--- Given text ---

With Step version 24, a new rule-based mechanism is being introduced, which allows users to define flexible reactions to various events.

In a nutshell, rules allow you to define when to react to specific events (conditions), and how (actions).

The following illustration presents the process in a simplified, informal form:

Events

Events are automatically generated by the Step environment and fed into the alerting rules evaluation component. Events contain further details about what happened, in the form of Bindings. These bindings can be used during rule evaluation, e.g. to express conditions based on the value of individual bindings. Furthermore, the bindings are also available when actions are executed; for instance, a mail or webhook sent as a result of a rule can define a template of its content with placeholders that will be appropriately substituted with the concrete binding values.

--- Data entries ---

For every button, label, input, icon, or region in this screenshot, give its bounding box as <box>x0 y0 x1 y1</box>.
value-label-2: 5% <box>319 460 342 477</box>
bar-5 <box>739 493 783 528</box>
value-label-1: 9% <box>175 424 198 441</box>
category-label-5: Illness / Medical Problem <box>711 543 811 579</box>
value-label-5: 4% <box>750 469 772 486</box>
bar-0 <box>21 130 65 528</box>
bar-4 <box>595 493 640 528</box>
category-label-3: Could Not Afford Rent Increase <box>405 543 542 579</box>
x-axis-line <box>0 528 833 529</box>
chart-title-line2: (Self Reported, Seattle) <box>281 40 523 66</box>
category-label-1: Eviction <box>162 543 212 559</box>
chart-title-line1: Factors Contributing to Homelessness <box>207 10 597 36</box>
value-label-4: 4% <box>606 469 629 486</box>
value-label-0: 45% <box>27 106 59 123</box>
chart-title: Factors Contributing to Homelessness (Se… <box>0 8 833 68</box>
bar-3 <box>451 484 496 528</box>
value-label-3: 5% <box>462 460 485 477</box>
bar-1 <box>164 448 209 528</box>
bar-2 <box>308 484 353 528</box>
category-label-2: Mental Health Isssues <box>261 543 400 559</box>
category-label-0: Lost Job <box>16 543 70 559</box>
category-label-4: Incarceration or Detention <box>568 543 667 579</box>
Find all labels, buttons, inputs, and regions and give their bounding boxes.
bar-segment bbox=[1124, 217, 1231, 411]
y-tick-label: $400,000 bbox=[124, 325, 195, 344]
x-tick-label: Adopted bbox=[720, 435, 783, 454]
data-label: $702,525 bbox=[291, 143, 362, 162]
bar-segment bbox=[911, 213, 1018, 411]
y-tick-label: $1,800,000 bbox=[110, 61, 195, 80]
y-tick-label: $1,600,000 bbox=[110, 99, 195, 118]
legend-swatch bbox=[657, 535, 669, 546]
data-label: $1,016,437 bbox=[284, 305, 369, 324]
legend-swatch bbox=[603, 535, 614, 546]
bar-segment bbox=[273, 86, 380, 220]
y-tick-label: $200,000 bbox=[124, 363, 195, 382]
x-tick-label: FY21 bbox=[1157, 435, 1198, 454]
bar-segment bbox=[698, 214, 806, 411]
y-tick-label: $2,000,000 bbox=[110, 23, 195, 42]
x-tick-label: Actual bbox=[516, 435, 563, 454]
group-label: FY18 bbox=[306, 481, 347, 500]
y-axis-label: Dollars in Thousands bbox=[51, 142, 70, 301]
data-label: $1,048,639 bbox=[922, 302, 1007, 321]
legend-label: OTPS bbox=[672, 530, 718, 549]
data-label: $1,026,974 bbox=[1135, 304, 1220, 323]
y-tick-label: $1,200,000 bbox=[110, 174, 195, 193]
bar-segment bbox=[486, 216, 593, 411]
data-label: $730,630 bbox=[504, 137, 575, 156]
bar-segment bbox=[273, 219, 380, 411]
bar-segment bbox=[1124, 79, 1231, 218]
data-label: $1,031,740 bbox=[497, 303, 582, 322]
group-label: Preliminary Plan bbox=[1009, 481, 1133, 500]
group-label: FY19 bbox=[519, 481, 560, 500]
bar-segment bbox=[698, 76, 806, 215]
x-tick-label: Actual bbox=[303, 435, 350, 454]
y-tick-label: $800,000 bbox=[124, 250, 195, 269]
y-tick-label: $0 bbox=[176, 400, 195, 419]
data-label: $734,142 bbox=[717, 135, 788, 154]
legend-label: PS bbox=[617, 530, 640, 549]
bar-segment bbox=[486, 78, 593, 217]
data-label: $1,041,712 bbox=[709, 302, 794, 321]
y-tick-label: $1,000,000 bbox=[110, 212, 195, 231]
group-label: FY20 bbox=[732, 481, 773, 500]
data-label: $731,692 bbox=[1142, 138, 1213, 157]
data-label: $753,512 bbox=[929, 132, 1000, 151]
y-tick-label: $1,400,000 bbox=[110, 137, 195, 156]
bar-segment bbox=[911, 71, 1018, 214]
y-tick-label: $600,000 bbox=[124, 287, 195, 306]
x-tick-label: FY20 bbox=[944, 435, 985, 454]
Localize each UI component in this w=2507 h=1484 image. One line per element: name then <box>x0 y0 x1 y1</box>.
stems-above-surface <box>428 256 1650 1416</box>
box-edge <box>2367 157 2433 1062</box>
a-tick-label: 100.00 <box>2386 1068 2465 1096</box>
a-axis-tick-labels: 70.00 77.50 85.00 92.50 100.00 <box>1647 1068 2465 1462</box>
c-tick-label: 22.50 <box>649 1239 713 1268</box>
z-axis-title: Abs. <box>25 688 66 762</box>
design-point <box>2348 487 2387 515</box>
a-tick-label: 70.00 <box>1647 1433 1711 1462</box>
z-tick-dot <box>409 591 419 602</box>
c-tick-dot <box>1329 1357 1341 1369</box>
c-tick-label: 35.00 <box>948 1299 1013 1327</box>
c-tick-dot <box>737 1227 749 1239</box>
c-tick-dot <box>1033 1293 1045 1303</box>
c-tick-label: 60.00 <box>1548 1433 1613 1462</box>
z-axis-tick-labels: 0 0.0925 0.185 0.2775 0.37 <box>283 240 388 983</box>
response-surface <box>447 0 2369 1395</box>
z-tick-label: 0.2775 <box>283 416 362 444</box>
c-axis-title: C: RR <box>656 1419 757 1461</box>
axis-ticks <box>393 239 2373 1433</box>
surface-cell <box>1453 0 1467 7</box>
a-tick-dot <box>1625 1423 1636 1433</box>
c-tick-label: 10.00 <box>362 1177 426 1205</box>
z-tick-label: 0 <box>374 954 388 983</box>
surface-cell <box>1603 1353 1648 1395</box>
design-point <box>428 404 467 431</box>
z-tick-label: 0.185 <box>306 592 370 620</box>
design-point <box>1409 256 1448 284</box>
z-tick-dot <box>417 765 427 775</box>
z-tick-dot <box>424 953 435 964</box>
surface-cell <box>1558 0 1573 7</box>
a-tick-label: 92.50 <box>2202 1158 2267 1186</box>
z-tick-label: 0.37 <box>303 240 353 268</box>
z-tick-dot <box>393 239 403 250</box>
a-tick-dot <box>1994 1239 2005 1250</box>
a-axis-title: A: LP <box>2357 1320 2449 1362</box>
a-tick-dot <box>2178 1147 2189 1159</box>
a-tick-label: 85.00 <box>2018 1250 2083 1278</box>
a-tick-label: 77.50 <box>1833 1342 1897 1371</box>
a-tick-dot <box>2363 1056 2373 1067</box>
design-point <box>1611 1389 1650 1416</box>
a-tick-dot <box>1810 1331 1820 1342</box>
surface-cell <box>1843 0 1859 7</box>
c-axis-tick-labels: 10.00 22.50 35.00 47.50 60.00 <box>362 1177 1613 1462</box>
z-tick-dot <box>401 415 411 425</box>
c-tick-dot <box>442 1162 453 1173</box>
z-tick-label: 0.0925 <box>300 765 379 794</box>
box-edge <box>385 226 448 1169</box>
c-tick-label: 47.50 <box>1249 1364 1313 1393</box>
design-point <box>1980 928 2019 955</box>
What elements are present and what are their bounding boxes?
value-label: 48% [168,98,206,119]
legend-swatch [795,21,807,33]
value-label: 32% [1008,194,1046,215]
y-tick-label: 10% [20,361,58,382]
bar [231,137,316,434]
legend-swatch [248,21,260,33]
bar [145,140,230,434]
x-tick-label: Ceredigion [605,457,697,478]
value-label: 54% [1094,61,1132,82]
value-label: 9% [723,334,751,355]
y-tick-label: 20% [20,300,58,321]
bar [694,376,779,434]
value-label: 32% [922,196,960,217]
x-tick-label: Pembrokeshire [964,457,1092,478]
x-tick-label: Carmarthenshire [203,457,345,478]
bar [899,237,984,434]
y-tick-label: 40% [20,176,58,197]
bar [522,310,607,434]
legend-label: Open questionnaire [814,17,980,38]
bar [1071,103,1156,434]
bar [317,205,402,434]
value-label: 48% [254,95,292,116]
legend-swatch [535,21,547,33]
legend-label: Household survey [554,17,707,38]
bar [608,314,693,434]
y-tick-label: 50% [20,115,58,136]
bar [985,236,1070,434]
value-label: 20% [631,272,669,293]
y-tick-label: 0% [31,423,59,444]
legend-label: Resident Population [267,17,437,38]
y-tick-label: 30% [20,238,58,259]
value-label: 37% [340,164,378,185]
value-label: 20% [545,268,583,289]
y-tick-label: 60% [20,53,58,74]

---

## Set tasks
**A.** Rewrite the paragraph of the Step rules text that begins "Events are automatically generated" as a short bulleted list, keeping its main facts.
**B.** Retype the stretch of the Step rules text from "With Step version" through "and how (actions).".
**C.** The paragraph of the Step rules text that begins "Events are automatically generated" makes several statements with "Events" as their subject. List everything it says events are or do.
The records stand apart from the text and are separate material.

## Correct answers
**A.**
- The Step environment generates events automatically and feeds them into the component that evaluates alerting rules.
- Events carry details about what happened, in the form of bindings.
- Bindings can be used during rule evaluation, for example to set conditions based on a single binding's value.
- Bindings are also available when actions run. For example, a mail or webhook sent by a rule can use a content template whose placeholders are replaced with the actual binding values.

**B.**
With Step version 24, a new rule-based mechanism is being introduced, which allows users to define flexible reactions to various events.

In a nutshell, rules allow you to define when to react to specific events (conditions), and how (actions).

**C.**
- They are automatically generated by the Step environment.
- They are fed into the alerting rules evaluation component.
- They contain further details about what happened, in the form of Bindings.